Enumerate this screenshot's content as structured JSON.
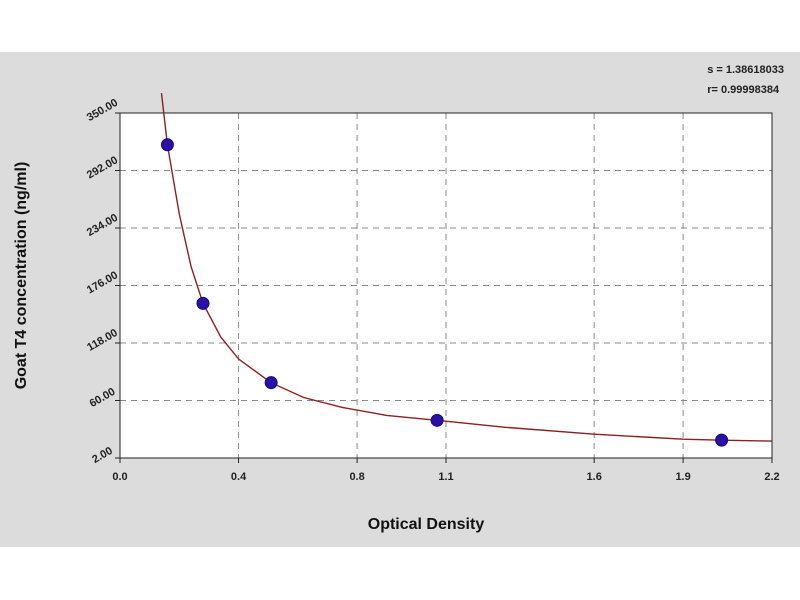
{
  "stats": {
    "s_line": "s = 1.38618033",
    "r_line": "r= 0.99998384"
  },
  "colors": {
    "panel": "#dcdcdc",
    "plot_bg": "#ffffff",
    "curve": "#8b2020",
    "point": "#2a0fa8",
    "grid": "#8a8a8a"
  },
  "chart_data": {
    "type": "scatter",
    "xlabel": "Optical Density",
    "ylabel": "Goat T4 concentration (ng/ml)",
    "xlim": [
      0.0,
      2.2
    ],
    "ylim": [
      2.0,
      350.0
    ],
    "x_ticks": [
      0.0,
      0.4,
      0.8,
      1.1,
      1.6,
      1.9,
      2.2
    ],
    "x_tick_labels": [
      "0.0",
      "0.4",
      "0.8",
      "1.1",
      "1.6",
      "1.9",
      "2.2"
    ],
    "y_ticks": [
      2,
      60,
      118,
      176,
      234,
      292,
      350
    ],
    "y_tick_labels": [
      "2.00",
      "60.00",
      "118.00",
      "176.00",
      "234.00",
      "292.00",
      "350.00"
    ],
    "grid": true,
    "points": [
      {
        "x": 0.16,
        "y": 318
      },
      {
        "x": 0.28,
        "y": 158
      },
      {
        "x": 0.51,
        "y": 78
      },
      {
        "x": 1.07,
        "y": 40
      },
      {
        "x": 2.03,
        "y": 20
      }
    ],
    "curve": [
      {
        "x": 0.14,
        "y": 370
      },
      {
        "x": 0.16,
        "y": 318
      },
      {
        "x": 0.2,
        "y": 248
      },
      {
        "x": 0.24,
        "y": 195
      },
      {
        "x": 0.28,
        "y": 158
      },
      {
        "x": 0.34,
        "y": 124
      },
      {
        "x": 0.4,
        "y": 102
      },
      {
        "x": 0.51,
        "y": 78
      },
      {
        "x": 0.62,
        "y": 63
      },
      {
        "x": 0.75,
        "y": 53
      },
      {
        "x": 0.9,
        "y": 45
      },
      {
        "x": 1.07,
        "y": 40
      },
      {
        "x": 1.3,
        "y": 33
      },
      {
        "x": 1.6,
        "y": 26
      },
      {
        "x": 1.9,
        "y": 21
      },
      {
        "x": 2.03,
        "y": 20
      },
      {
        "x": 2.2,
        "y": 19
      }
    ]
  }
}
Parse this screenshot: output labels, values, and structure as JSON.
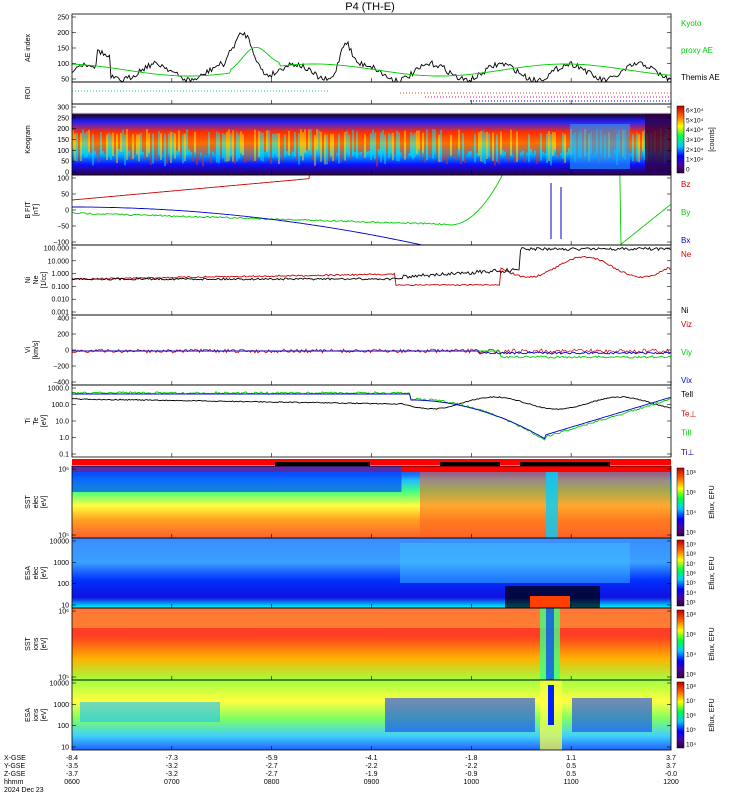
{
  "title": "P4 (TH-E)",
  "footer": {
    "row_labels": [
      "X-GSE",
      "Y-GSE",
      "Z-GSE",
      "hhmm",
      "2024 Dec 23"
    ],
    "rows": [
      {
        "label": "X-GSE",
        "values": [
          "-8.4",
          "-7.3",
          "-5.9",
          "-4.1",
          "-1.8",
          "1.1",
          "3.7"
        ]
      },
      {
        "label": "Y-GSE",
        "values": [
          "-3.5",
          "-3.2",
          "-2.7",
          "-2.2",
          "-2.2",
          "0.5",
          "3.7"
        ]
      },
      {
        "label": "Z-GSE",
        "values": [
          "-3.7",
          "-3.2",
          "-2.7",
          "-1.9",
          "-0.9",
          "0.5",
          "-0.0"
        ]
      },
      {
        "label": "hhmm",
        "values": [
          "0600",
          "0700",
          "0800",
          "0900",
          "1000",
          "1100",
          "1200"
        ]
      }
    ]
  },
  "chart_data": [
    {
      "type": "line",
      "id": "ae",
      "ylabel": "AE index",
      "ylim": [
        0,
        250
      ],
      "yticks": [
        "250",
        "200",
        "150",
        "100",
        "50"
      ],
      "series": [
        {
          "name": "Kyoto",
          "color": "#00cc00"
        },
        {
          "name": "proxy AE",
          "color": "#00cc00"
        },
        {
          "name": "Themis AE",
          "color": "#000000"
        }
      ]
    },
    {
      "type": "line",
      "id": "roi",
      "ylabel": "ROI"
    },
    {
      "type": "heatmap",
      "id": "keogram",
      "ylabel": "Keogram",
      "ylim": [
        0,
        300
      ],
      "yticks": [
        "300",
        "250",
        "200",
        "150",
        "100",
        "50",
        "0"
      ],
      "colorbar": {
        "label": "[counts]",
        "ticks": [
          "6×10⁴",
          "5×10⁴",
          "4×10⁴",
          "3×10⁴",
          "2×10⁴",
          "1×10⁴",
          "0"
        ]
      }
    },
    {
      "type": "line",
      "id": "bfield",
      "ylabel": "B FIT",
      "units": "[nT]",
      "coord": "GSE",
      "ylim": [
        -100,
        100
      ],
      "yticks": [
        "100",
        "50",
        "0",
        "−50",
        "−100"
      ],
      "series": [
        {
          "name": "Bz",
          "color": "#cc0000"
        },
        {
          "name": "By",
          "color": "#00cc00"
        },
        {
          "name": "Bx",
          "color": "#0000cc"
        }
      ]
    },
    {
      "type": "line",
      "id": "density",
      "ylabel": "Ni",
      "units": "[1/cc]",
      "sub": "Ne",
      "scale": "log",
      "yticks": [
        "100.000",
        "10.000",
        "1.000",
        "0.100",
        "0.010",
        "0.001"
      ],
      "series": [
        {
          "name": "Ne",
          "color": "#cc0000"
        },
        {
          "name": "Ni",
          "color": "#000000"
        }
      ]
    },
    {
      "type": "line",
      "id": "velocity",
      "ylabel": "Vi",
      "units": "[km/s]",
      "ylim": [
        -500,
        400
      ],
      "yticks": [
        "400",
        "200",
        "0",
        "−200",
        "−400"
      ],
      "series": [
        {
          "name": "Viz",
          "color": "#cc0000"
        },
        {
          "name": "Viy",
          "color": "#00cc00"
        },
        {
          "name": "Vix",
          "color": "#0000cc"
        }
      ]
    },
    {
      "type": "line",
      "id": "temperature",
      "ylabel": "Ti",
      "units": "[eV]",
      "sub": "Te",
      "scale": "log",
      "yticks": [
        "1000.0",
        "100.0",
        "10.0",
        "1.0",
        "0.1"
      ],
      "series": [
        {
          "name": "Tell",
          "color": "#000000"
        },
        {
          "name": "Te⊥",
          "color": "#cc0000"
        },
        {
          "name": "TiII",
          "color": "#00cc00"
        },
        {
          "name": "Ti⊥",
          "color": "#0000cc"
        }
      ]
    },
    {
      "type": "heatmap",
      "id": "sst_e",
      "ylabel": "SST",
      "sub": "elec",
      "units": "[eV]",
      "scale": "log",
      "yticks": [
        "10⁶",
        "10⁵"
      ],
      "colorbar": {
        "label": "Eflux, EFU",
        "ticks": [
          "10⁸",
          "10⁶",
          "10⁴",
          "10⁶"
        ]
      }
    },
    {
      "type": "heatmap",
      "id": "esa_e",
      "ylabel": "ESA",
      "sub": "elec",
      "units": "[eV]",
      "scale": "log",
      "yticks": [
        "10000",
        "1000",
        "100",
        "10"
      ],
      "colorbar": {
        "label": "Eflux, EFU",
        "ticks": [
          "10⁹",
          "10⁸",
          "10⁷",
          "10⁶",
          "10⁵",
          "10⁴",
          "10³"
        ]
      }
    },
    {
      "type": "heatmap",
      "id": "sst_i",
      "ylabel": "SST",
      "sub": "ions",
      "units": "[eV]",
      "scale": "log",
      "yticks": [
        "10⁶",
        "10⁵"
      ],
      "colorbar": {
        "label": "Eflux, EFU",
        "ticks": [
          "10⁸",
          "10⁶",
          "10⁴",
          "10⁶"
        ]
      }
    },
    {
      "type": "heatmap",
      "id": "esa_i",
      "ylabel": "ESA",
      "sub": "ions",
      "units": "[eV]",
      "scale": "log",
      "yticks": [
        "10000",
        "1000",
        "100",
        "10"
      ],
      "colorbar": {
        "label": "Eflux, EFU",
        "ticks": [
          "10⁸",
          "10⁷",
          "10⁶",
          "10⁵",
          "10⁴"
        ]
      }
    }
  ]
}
************
Task statement: Tell how many lines hold the string "JSON", giving the number and nothing else.

Completed task: 2